| Work required |
Reproduce all of the data exactly, with no line skipped.

Data excerpts:
....

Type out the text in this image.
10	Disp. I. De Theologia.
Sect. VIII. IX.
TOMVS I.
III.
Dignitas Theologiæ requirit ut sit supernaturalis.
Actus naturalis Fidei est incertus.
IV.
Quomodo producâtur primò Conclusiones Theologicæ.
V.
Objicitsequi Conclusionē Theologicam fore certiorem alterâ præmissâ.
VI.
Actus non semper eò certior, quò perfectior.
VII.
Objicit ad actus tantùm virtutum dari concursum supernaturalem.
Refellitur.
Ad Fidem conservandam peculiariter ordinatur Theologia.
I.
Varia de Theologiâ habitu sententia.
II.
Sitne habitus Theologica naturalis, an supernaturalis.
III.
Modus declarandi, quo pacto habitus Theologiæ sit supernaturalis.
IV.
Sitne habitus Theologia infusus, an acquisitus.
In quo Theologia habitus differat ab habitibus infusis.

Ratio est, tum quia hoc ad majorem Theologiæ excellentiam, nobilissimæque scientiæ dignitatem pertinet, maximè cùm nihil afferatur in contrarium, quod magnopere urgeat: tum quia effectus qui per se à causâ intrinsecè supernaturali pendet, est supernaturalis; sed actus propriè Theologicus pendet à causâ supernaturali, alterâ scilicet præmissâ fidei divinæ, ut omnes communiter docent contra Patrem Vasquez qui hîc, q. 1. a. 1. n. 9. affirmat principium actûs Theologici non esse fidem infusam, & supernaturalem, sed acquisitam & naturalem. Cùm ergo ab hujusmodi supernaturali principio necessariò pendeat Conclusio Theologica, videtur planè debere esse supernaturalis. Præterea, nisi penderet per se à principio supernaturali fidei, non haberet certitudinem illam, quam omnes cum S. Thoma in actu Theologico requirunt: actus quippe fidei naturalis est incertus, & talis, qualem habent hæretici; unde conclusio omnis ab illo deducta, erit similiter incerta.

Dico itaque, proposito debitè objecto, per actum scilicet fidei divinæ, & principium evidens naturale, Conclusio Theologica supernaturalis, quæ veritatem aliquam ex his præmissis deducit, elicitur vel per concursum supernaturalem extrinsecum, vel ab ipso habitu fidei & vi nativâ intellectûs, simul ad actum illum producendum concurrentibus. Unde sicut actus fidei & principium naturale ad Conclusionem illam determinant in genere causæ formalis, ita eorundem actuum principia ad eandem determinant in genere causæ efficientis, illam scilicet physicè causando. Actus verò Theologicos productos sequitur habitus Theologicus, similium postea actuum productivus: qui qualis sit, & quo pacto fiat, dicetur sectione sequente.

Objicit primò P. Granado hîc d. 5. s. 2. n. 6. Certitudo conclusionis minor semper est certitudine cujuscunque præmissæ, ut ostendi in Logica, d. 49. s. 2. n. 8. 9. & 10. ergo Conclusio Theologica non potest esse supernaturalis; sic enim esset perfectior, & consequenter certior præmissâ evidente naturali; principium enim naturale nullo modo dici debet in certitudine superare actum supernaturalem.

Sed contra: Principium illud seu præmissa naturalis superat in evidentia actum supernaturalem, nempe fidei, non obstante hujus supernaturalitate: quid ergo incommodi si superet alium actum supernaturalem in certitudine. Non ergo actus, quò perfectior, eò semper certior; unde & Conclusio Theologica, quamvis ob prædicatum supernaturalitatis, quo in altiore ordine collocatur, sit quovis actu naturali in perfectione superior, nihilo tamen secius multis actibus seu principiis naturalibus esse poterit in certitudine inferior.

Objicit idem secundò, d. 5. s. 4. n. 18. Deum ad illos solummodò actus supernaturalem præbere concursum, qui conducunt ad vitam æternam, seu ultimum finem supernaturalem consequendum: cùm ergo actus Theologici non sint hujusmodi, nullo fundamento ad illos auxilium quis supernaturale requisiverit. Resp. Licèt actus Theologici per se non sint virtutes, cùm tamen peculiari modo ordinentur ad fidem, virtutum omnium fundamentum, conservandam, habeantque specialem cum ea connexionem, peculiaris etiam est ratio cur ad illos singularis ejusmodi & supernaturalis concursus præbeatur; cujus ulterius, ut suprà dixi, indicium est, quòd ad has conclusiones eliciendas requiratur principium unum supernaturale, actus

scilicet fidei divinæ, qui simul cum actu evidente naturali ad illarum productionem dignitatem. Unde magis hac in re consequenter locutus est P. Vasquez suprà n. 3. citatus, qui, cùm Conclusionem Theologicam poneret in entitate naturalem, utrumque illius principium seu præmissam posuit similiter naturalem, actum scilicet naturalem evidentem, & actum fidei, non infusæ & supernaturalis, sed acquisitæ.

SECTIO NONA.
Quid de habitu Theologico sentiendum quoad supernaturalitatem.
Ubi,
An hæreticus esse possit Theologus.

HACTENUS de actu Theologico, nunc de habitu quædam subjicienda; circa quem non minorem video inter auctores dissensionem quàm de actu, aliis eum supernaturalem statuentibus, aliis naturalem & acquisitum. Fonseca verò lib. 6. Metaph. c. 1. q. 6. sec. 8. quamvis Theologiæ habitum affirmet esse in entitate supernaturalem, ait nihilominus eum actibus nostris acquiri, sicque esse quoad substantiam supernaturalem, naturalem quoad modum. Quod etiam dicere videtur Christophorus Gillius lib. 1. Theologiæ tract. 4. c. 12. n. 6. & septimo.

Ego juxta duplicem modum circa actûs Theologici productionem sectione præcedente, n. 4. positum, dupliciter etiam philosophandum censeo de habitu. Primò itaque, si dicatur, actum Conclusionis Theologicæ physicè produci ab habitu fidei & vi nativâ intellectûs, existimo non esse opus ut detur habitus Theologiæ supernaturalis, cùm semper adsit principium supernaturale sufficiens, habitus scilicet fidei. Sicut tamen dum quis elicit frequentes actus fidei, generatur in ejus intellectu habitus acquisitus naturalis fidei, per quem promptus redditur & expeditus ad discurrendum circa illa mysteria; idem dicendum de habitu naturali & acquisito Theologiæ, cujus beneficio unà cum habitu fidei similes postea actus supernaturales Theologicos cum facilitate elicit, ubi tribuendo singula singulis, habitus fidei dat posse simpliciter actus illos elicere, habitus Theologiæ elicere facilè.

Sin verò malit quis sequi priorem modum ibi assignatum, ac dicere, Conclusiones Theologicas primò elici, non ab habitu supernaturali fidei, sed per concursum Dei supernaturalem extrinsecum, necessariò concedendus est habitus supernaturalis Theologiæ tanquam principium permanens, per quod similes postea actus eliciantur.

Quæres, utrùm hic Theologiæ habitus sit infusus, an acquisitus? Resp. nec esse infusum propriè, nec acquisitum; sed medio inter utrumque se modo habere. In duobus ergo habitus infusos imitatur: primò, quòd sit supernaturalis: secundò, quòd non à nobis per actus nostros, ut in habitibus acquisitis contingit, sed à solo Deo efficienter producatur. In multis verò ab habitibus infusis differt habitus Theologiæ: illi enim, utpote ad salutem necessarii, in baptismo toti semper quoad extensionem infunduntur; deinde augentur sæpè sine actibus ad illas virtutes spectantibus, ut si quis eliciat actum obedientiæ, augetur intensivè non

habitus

....

| Correct output |
Type out the text in this image.
10	Disp. I. De Theologia.
Sect. VIII. IX.
TOMVS I.
III.
Dignitas Theologiæ requirit ut sit supernaturalis.
Actus naturalis Fidei est incertus.
IV.
Quomodo producâtur primò Conclusiones Theologicæ.
V.
Objicitsequi Conclusionē Theologicam fore certiorem alterâ præmissâ.
VI.
Actus non semper eò certior, quò perfectior.
VII.
Objicit ad actus tantùm virtutum dari concursum supernaturalem.
Refellitur.
Ad Fidem conservandam peculiariter ordinatur Theologia.
I.
Varia de Theologiâ habitu sententia.
II.
Sitne habitus Theologica naturalis, an supernaturalis.
III.
Modus declarandi, quo pacto habitus Theologiæ sit supernaturalis.
IV.
Sitne habitus Theologia infusus, an acquisitus.
In quo Theologia habitus differat ab habitibus infusis.

Ratio est, tum quia hoc ad majorem Theologiæ excellentiam, nobilissimæque scientiæ dignitatem pertinet, maximè cùm nihil afferatur in contrarium, quod magnopere urgeat: tum quia effectus qui per se à causâ intrinsecè supernaturali pendet, est supernaturalis; sed actus propriè Theologicus pendet à causâ supernaturali, alterâ scilicet præmissâ fidei divinæ, ut omnes communiter docent contra Patrem Vasquez qui hîc, q. 1. a. 1. n. 9. affirmat principium actûs Theologici non esse fidem infusam, & supernaturalem, sed acquisitam & naturalem. Cùm ergo ab hujusmodi supernaturali principio necessariò pendeat Conclusio Theologica, videtur planè debere esse supernaturalis. Præterea, nisi penderet per se à principio supernaturali fidei, non haberet certitudinem illam, quam omnes cum S. Thoma in actu Theologico requirunt: actus quippe fidei naturalis est incertus, & talis, qualem habent hæretici; unde conclusio omnis ab illo deducta, erit similiter incerta.

Dico itaque, proposito debitè objecto, per actum scilicet fidei divinæ, & principium evidens naturale, Conclusio Theologica supernaturalis, quæ veritatem aliquam ex his præmissis deducit, elicitur vel per concursum supernaturalem extrinsecum, vel ab ipso habitu fidei & vi nativâ intellectûs, simul ad actum illum producendum concurrentibus. Unde sicut actus fidei & principium naturale ad Conclusionem illam determinant in genere causæ formalis, ita eorundem actuum principia ad eandem determinant in genere causæ efficientis, illam scilicet physicè causando. Actus verò Theologicos productos sequitur habitus Theologicus, similium postea actuum productivus: qui qualis sit, & quo pacto fiat, dicetur sectione sequente.

Objicit primò P. Granado hîc d. 5. s. 2. n. 6. Certitudo conclusionis minor semper est certitudine cujuscunque præmissæ, ut ostendi in Logica, d. 49. s. 2. n. 8. 9. & 10. ergo Conclusio Theologica non potest esse supernaturalis; sic enim esset perfectior, & consequenter certior præmissâ evidente naturali; principium enim naturale nullo modo dici debet in certitudine superare actum supernaturalem.

Sed contra: Principium illud seu præmissa naturalis superat in evidentia actum supernaturalem, nempe fidei, non obstante hujus supernaturalitate: quid ergo incommodi si superet alium actum supernaturalem in certitudine. Non ergo actus, quò perfectior, eò semper certior; unde & Conclusio Theologica, quamvis ob prædicatum supernaturalitatis, quo in altiore ordine collocatur, sit quovis actu naturali in perfectione superior, nihilo tamen secius multis actibus seu principiis naturalibus esse poterit in certitudine inferior.

Objicit idem secundò, d. 5. s. 4. n. 18. Deum ad illos solummodò actus supernaturalem præbere concursum, qui conducunt ad vitam æternam, seu ultimum finem supernaturalem consequendum: cùm ergo actus Theologici non sint hujusmodi, nullo fundamento ad illos auxilium quis supernaturale requisiverit. Resp. Licèt actus Theologici per se non sint virtutes, cùm tamen peculiari modo ordinentur ad fidem, virtutum omnium fundamentum, conservandam, habeantque specialem cum ea connexionem, peculiaris etiam est ratio cur ad illos singularis ejusmodi & supernaturalis concursus præbeatur; cujus ulterius, ut suprà dixi, indicium est, quòd ad has conclusiones eliciendas requiratur principium unum supernaturale, actus

scilicet fidei divinæ, qui simul cum actu evidente naturali ad illarum productionem dignitatem. Unde magis hac in re consequenter locutus est P. Vasquez suprà n. 3. citatus, qui, cùm Conclusionem Theologicam poneret in entitate naturalem, utrumque illius principium seu præmissam posuit similiter naturalem, actum scilicet naturalem evidentem, & actum fidei, non infusæ & supernaturalis, sed acquisitæ.

SECTIO NONA.
Quid de habitu Theologico sentiendum quoad supernaturalitatem.
Ubi,
An hæreticus esse possit Theologus.

HACTENUS de actu Theologico, nunc de habitu quædam subjicienda; circa quem non minorem video inter auctores dissensionem quàm de actu, aliis eum supernaturalem statuentibus, aliis naturalem & acquisitum. Fonseca verò lib. 6. Metaph. c. 1. q. 6. sec. 8. quamvis Theologiæ habitum affirmet esse in entitate supernaturalem, ait nihilominus eum actibus nostris acquiri, sicque esse quoad substantiam supernaturalem, naturalem quoad modum. Quod etiam dicere videtur Christophorus Gillius lib. 1. Theologiæ tract. 4. c. 12. n. 6. & septimo.

Ego juxta duplicem modum circa actûs Theologici productionem sectione præcedente, n. 4. positum, dupliciter etiam philosophandum censeo de habitu. Primò itaque, si dicatur, actum Conclusionis Theologicæ physicè produci ab habitu fidei & vi nativâ intellectûs, existimo non esse opus ut detur habitus Theologiæ supernaturalis, cùm semper adsit principium supernaturale sufficiens, habitus scilicet fidei. Sicut tamen dum quis elicit frequentes actus fidei, generatur in ejus intellectu habitus acquisitus naturalis fidei, per quem promptus redditur & expeditus ad discurrendum circa illa mysteria; idem dicendum de habitu naturali & acquisito Theologiæ, cujus beneficio unà cum habitu fidei similes postea actus supernaturales Theologicos cum facilitate elicit, ubi tribuendo singula singulis, habitus fidei dat posse simpliciter actus illos elicere, habitus Theologiæ elicere facilè.

Sin verò malit quis sequi priorem modum ibi assignatum, ac dicere, Conclusiones Theologicas primò elici, non ab habitu supernaturali fidei, sed per concursum Dei supernaturalem extrinsecum, necessariò concedendus est habitus supernaturalis Theologiæ tanquam principium permanens, per quod similes postea actus eliciantur.

Quæres, utrùm hic Theologiæ habitus sit infusus, an acquisitus? Resp. nec esse infusum propriè, nec acquisitum; sed medio inter utrumque se modo habere. In duobus ergo habitus infusos imitatur: primò, quòd sit supernaturalis: secundò, quòd non à nobis per actus nostros, ut in habitibus acquisitis contingit, sed à solo Deo efficienter producatur. In multis verò ab habitibus infusis differt habitus Theologiæ: illi enim, utpote ad salutem necessarii, in baptismo toti semper quoad extensionem infunduntur; deinde augentur sæpè sine actibus ad illas virtutes spectantibus, ut si quis eliciat actum obedientiæ, augetur intensivè non

habitus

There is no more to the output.